INSTRUCTION: Reproduce all of the listing below without alteration.
---*---
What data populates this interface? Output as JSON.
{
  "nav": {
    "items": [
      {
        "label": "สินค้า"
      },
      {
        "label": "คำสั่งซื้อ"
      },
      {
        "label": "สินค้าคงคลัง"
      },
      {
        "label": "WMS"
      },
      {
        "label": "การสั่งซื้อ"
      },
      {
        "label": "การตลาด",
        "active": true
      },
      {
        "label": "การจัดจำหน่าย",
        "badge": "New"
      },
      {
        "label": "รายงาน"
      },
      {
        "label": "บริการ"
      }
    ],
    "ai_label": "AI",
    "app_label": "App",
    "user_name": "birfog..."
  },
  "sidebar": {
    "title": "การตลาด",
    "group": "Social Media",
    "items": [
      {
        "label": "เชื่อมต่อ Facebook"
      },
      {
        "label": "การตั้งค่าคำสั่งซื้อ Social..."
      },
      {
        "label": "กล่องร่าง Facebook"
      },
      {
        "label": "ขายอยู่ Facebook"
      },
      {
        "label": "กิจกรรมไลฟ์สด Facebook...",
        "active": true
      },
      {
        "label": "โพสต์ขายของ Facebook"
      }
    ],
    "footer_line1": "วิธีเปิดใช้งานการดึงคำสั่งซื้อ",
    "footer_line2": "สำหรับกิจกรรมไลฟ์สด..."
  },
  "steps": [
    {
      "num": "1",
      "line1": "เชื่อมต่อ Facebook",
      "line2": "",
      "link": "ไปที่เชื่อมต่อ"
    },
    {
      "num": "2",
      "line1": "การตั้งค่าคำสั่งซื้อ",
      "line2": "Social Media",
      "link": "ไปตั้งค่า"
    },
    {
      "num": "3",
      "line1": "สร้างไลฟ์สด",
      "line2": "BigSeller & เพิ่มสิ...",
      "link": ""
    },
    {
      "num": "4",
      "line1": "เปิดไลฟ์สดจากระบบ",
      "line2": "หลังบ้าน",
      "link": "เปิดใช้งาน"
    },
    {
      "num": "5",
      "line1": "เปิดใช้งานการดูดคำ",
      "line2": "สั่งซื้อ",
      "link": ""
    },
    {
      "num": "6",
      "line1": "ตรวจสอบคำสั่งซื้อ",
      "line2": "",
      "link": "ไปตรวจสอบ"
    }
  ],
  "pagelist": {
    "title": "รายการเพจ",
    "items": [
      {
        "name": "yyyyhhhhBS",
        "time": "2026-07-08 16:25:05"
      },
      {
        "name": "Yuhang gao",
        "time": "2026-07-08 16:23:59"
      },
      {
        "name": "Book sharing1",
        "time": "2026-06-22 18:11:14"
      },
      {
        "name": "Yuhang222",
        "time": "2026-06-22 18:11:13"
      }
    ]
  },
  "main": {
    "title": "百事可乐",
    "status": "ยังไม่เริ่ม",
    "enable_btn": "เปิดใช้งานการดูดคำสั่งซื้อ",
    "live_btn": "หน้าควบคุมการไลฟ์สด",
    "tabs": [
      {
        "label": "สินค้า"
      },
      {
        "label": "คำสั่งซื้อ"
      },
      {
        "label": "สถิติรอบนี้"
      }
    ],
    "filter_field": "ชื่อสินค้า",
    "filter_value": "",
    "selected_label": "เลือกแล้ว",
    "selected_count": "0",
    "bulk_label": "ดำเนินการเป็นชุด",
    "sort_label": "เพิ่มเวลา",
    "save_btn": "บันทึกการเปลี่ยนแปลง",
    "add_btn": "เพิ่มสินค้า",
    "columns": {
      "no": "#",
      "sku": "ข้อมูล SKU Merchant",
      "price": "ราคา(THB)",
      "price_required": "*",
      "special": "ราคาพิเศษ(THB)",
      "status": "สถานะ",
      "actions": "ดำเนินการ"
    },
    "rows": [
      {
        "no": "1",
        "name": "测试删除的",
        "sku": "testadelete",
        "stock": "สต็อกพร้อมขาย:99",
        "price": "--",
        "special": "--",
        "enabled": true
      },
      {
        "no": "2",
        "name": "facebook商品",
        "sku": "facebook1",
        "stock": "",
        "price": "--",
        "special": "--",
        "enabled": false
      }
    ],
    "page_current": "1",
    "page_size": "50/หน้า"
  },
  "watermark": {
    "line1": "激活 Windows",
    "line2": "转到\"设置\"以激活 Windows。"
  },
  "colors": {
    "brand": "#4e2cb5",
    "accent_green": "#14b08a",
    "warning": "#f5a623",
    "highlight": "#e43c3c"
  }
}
---*---
RESULT:
What data populates this interface? Output as JSON.
{
  "nav": {
    "items": [
      {
        "label": "สินค้า"
      },
      {
        "label": "คำสั่งซื้อ"
      },
      {
        "label": "สินค้าคงคลัง"
      },
      {
        "label": "WMS"
      },
      {
        "label": "การสั่งซื้อ"
      },
      {
        "label": "การตลาด",
        "active": true
      },
      {
        "label": "การจัดจำหน่าย",
        "badge": "New"
      },
      {
        "label": "รายงาน"
      },
      {
        "label": "บริการ"
      }
    ],
    "ai_label": "AI",
    "app_label": "App",
    "user_name": "birfog..."
  },
  "sidebar": {
    "title": "การตลาด",
    "group": "Social Media",
    "items": [
      {
        "label": "เชื่อมต่อ Facebook"
      },
      {
        "label": "การตั้งค่าคำสั่งซื้อ Social..."
      },
      {
        "label": "กล่องร่าง Facebook"
      },
      {
        "label": "ขายอยู่ Facebook"
      },
      {
        "label": "กิจกรรมไลฟ์สด Facebook...",
        "active": true
      },
      {
        "label": "โพสต์ขายของ Facebook"
      }
    ],
    "footer_line1": "วิธีเปิดใช้งานการดึงคำสั่งซื้อ",
    "footer_line2": "สำหรับกิจกรรมไลฟ์สด..."
  },
  "steps": [
    {
      "num": "1",
      "line1": "เชื่อมต่อ Facebook",
      "line2": "",
      "link": "ไปที่เชื่อมต่อ"
    },
    {
      "num": "2",
      "line1": "การตั้งค่าคำสั่งซื้อ",
      "line2": "Social Media",
      "link": "ไปตั้งค่า"
    },
    {
      "num": "3",
      "line1": "สร้างไลฟ์สด",
      "line2": "BigSeller & เพิ่มสิ...",
      "link": ""
    },
    {
      "num": "4",
      "line1": "เปิดไลฟ์สดจากระบบ",
      "line2": "หลังบ้าน",
      "link": "เปิดใช้งาน"
    },
    {
      "num": "5",
      "line1": "เปิดใช้งานการดูดคำ",
      "line2": "สั่งซื้อ",
      "link": ""
    },
    {
      "num": "6",
      "line1": "ตรวจสอบคำสั่งซื้อ",
      "line2": "",
      "link": "ไปตรวจสอบ"
    }
  ],
  "pagelist": {
    "title": "รายการเพจ",
    "items": [
      {
        "name": "yyyyhhhhBS",
        "time": "2026-07-08 16:25:05"
      },
      {
        "name": "Yuhang gao",
        "time": "2026-07-08 16:23:59"
      },
      {
        "name": "Book sharing1",
        "time": "2026-06-22 18:11:14"
      },
      {
        "name": "Yuhang222",
        "time": "2026-06-22 18:11:13"
      }
    ]
  },
  "main": {
    "title": "百事可乐",
    "status": "ยังไม่เริ่ม",
    "enable_btn": "เปิดใช้งานการดูดคำสั่งซื้อ",
    "live_btn": "หน้าควบคุมการไลฟ์สด",
    "tabs": [
      {
        "label": "สินค้า"
      },
      {
        "label": "คำสั่งซื้อ"
      },
      {
        "label": "สถิติรอบนี้"
      }
    ],
    "filter_field": "ชื่อสินค้า",
    "filter_value": "",
    "selected_label": "เลือกแล้ว",
    "selected_count": "0",
    "bulk_label": "ดำเนินการเป็นชุด",
    "sort_label": "เพิ่มเวลา",
    "save_btn": "บันทึกการเปลี่ยนแปลง",
    "add_btn": "เพิ่มสินค้า",
    "columns": {
      "no": "#",
      "sku": "ข้อมูล SKU Merchant",
      "price": "ราคา(THB)",
      "price_required": "*",
      "special": "ราคาพิเศษ(THB)",
      "status": "สถานะ",
      "actions": "ดำเนินการ"
    },
    "rows": [
      {
        "no": "1",
        "name": "测试删除的",
        "sku": "testadelete",
        "stock": "สต็อกพร้อมขาย:99",
        "price": "--",
        "special": "--",
        "enabled": true
      },
      {
        "no": "2",
        "name": "facebook商品",
        "sku": "facebook1",
        "stock": "",
        "price": "--",
        "special": "--",
        "enabled": false
      }
    ],
    "page_current": "1",
    "page_size": "50/หน้า"
  },
  "watermark": {
    "line1": "激活 Windows",
    "line2": "转到\"设置\"以激活 Windows。"
  },
  "colors": {
    "brand": "#4e2cb5",
    "accent_green": "#14b08a",
    "warning": "#f5a623",
    "highlight": "#e43c3c"
  }
}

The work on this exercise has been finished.